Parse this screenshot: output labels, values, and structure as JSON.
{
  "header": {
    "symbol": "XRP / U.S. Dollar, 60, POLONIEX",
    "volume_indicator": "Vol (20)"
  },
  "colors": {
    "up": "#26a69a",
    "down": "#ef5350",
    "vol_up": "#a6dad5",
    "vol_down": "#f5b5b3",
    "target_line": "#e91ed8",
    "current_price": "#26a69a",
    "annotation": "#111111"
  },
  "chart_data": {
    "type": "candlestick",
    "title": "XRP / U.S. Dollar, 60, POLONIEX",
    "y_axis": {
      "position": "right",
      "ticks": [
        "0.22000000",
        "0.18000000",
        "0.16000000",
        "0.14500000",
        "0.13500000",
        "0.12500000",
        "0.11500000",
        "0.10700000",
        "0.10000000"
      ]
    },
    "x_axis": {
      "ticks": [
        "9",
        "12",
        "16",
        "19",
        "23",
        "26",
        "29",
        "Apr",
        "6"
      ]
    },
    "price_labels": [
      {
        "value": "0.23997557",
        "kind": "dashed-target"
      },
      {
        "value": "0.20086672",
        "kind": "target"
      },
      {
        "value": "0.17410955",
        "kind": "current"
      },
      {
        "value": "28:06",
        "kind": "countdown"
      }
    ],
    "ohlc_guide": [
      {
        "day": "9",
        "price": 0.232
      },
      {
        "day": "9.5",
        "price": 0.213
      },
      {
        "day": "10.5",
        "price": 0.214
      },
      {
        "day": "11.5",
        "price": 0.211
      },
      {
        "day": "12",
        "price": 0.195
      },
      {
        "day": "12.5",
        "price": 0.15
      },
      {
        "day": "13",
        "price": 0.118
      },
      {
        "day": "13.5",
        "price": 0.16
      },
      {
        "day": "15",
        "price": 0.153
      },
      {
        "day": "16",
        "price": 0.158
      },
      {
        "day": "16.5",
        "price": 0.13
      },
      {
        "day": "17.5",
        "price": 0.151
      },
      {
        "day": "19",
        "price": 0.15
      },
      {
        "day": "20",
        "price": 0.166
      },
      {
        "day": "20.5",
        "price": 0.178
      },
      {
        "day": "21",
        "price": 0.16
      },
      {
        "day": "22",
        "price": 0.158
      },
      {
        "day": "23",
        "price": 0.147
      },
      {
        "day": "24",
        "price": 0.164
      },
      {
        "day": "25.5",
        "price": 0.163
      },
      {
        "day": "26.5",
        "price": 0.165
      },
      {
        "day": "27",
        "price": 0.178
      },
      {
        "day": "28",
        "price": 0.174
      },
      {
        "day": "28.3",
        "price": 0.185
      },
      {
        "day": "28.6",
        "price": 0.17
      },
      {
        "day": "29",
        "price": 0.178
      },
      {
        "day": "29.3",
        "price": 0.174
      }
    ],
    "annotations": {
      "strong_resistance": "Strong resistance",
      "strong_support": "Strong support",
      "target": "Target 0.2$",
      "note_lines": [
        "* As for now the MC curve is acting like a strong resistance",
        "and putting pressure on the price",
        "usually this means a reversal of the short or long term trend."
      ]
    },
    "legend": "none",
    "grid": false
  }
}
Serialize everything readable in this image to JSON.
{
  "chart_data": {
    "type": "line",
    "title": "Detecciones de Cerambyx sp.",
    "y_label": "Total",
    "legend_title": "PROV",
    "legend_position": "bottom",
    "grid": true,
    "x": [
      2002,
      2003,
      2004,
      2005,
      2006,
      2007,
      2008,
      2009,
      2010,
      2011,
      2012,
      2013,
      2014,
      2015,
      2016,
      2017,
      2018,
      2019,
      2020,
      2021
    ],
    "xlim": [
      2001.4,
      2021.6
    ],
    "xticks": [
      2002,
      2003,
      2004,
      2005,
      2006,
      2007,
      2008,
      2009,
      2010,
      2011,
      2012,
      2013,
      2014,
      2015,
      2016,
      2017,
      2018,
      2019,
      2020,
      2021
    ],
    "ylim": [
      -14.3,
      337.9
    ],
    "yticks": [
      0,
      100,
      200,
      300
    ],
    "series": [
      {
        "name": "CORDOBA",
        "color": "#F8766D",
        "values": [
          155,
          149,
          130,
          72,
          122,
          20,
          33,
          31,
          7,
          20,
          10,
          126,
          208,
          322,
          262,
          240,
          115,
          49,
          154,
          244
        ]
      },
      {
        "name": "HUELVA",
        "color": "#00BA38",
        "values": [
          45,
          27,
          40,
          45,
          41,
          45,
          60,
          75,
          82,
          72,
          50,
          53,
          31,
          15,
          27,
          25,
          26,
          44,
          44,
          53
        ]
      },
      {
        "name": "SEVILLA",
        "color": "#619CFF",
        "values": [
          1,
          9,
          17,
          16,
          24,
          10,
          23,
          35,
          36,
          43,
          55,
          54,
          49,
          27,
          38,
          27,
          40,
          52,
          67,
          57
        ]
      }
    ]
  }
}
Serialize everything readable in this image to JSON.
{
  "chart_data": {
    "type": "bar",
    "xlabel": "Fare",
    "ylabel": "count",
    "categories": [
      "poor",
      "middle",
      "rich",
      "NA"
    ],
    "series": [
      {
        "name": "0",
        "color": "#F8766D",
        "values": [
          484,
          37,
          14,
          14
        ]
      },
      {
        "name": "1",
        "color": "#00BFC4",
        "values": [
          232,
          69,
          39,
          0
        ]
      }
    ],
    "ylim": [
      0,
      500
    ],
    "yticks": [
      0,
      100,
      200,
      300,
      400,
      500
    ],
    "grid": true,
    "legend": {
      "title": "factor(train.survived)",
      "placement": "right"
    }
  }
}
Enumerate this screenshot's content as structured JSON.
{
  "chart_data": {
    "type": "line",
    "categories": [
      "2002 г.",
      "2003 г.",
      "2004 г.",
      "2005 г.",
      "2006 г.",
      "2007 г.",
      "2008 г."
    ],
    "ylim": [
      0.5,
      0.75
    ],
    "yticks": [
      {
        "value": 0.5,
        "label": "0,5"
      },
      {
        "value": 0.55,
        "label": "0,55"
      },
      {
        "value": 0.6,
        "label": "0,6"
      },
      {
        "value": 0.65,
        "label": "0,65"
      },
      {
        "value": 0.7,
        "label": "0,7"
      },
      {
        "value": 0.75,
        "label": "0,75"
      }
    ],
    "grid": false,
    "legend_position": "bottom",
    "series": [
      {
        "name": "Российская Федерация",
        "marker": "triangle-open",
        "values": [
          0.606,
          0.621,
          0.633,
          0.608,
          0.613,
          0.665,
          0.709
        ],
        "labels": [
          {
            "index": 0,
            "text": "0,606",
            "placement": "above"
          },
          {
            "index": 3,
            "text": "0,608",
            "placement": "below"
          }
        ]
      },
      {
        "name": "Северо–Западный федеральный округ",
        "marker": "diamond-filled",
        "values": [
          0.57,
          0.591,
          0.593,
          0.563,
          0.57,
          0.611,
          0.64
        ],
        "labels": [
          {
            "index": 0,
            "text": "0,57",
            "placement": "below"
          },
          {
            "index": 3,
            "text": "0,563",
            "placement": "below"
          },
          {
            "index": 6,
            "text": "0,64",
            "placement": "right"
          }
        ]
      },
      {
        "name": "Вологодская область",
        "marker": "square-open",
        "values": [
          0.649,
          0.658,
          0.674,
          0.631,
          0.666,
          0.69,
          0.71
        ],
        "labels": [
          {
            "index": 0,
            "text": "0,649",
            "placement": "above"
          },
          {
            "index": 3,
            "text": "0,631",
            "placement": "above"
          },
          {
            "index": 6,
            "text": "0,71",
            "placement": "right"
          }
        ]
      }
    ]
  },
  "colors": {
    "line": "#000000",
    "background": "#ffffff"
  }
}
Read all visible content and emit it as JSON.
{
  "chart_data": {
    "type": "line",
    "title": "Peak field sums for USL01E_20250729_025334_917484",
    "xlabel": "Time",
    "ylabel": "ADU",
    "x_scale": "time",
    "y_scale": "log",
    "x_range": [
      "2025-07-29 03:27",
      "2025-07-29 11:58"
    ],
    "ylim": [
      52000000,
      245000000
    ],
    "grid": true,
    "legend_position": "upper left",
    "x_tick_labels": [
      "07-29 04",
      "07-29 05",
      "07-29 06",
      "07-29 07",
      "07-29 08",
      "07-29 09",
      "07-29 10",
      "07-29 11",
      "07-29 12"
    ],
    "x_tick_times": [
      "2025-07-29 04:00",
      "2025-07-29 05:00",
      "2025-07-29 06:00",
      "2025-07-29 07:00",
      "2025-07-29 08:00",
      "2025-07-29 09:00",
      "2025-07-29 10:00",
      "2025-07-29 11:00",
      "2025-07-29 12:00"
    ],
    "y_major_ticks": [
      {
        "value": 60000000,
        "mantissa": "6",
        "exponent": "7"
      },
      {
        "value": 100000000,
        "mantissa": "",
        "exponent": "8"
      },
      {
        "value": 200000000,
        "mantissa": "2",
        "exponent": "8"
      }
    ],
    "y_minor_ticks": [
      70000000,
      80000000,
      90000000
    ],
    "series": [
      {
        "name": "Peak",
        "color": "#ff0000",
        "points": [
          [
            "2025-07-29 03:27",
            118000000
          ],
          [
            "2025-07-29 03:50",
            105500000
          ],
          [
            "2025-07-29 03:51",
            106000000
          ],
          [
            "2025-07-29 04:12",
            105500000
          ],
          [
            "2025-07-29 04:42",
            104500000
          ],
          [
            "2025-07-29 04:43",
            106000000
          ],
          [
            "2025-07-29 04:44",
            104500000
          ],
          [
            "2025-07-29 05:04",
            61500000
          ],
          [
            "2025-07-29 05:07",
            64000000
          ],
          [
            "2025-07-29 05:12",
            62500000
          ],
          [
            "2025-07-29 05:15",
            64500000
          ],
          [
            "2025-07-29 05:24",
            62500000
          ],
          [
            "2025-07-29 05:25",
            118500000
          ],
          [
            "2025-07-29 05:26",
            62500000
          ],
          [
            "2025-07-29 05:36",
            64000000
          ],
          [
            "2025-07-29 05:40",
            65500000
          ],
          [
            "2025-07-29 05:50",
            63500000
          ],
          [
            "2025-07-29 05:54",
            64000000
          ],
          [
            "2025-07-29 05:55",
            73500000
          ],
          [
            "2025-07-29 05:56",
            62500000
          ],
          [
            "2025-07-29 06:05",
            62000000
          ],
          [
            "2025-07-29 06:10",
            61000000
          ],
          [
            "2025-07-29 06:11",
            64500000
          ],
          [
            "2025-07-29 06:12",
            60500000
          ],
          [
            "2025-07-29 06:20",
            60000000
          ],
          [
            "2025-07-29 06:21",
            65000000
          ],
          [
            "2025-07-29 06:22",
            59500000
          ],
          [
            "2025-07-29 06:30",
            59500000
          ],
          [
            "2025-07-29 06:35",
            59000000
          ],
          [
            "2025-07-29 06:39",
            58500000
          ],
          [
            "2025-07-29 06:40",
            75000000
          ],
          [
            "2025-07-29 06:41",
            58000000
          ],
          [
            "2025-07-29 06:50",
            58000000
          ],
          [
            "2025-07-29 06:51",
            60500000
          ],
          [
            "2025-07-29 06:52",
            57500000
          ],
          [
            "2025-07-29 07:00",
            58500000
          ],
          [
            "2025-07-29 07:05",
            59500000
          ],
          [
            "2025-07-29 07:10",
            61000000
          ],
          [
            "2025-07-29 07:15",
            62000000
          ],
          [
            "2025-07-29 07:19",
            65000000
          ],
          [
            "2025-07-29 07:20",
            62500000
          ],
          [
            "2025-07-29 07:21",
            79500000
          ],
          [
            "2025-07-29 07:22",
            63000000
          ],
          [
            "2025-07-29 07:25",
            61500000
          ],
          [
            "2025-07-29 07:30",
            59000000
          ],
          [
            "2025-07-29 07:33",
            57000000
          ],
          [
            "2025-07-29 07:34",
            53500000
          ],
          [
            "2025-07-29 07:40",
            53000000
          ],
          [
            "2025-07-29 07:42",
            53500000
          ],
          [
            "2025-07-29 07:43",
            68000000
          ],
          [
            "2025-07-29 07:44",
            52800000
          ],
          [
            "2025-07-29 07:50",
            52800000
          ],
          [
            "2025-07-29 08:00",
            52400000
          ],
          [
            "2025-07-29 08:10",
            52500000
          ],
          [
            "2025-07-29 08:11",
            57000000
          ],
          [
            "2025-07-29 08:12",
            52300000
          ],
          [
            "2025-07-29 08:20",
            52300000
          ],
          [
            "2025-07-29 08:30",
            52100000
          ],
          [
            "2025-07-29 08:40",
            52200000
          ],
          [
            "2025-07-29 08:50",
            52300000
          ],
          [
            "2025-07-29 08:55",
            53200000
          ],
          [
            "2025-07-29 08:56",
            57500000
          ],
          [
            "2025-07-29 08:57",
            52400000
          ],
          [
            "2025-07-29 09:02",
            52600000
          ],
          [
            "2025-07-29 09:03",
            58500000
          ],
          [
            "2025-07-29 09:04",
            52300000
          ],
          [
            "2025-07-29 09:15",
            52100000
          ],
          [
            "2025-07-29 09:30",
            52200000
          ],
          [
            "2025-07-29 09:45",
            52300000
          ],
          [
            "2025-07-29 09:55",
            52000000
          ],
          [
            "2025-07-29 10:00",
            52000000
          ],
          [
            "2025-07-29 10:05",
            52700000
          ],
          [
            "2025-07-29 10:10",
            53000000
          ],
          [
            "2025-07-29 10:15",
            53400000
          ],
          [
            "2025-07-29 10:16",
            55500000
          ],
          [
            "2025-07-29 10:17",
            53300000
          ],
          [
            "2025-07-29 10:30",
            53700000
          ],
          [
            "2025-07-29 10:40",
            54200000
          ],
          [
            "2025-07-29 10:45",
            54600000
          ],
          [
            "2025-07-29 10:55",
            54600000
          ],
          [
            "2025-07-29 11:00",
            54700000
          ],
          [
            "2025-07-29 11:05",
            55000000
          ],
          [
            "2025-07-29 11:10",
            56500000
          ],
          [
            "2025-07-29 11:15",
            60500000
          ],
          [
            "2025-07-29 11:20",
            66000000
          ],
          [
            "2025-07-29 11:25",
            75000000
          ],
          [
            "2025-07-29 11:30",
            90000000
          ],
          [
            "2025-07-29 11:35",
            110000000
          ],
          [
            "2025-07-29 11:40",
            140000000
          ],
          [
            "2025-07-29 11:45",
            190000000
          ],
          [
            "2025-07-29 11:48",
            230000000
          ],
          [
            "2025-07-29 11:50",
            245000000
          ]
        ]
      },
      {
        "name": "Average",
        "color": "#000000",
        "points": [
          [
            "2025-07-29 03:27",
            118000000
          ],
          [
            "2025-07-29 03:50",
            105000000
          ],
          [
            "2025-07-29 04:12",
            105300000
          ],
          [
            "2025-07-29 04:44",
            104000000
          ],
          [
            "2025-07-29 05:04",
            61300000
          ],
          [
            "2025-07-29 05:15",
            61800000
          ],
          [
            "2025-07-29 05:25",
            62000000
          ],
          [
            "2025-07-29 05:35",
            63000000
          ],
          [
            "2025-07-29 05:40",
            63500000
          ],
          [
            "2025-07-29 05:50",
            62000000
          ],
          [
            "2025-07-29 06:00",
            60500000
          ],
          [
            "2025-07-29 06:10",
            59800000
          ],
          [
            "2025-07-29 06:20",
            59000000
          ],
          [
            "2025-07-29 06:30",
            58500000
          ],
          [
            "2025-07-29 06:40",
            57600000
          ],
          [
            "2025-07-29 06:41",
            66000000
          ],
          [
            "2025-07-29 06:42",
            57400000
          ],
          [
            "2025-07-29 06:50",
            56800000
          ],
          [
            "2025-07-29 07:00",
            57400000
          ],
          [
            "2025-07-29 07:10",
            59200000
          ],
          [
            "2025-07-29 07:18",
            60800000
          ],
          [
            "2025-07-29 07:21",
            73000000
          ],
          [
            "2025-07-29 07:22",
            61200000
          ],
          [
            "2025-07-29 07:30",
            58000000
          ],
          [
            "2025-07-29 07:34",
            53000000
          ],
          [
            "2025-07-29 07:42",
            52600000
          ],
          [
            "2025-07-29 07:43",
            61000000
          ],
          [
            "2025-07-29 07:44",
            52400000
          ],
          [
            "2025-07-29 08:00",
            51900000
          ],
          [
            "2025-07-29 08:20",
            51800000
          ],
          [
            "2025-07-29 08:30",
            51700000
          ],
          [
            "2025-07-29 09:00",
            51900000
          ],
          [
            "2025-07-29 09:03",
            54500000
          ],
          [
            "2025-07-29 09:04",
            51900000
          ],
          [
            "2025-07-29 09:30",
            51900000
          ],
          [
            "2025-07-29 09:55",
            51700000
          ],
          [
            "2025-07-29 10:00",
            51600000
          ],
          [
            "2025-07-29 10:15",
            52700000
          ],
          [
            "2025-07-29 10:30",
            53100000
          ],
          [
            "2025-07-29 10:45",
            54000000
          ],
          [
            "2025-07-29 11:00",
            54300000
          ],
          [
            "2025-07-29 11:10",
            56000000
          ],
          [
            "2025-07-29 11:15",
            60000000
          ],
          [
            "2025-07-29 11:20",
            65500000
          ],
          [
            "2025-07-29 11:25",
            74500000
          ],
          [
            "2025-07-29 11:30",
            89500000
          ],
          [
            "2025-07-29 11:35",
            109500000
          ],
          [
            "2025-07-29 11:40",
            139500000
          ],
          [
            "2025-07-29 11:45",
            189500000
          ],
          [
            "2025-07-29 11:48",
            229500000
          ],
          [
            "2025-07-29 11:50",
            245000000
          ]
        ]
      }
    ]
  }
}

:: The request ::
Copy all lines from the entries that contain the word "Peak".

:: Reply ::
    "title": "Peak field sums for USL01E_20250729_025334_917484",
        "name": "Peak",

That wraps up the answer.